引用元の抜粋:
╔══
【WWDC25】 セッションメモ 「Get to know the new design system」 で新しいデザインシステムの理解を深める
はじめに
iOSアプリエンジニアのリルオッサです。
WWDC25では新しい情報がAppleから発信されているので、セッションを色々とみながらメモしていき、皆さまに共有していきたいと思います。
詳細について気になる方はぜひ公式の動画をみてください。
今回は前回見たセッションの1歩踏み込んだ内容そうなので、まだ見ていない方は下記もチェックしてみてください。
Get to know the new design system
概要
新しいデザインシステムに焦点を当て、ビジュアルデザイン、情報アーキテクチャ、コアシステムコンポーネントの重要な変更点について詳しく説明します。この新しいシステムでは、インターフェイスとコンテンツ間の関係を再構築し、デバイス、画面サイズ、入力モードを問わず、調和性かつ一貫性に優れたダイナミックなデザインを作成できます。このセッションで詳細をご確認ください。
╚══
課題の内容: セッションメモの「WWDC25では新しい情報が」から「ョンで詳細をご確認ください。」まで（両端を含む）を、「デザインシステム」を「デザイン体系」に変えて書き直してください。

提供資料:
╔══
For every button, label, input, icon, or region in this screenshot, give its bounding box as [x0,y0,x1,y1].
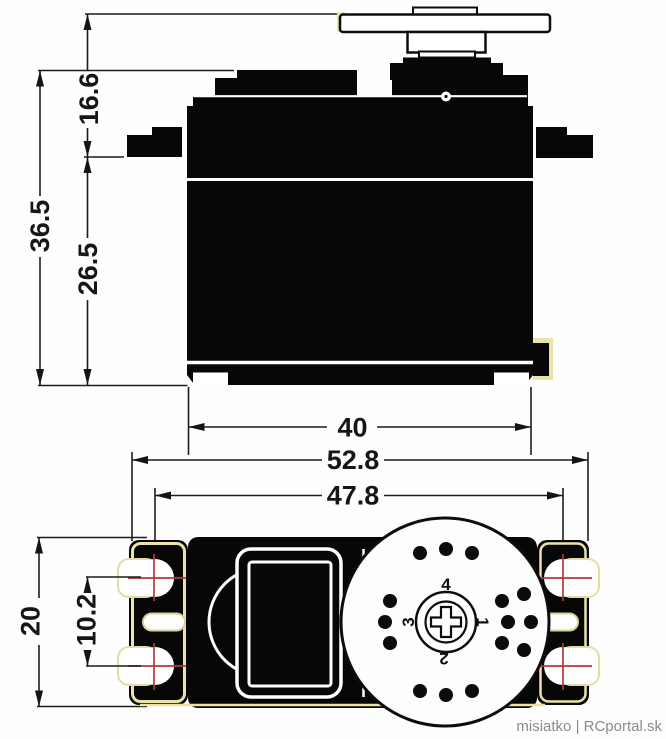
╚══
╔══
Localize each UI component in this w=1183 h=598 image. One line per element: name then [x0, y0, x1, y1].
╚══
完成した解答:
WWDC25では新しい情報がAppleから発信されているので、セッションを色々とみながらメモしていき、皆さまに共有していきたいと思います。
詳細について気になる方はぜひ公式の動画をみてください。
今回は前回見たセッションの1歩踏み込んだ内容そうなので、まだ見ていない方は下記もチェックしてみてください。
Get to know the new design system
概要
新しいデザイン体系に焦点を当て、ビジュアルデザイン、情報アーキテクチャ、コアシステムコンポーネントの重要な変更点について詳しく説明します。この新しいシステムでは、インターフェイスとコンテンツ間の関係を再構築し、デバイス、画面サイズ、入力モードを問わず、調和性かつ一貫性に優れたダイナミックなデザインを作成できます。このセッションで詳細をご確認ください。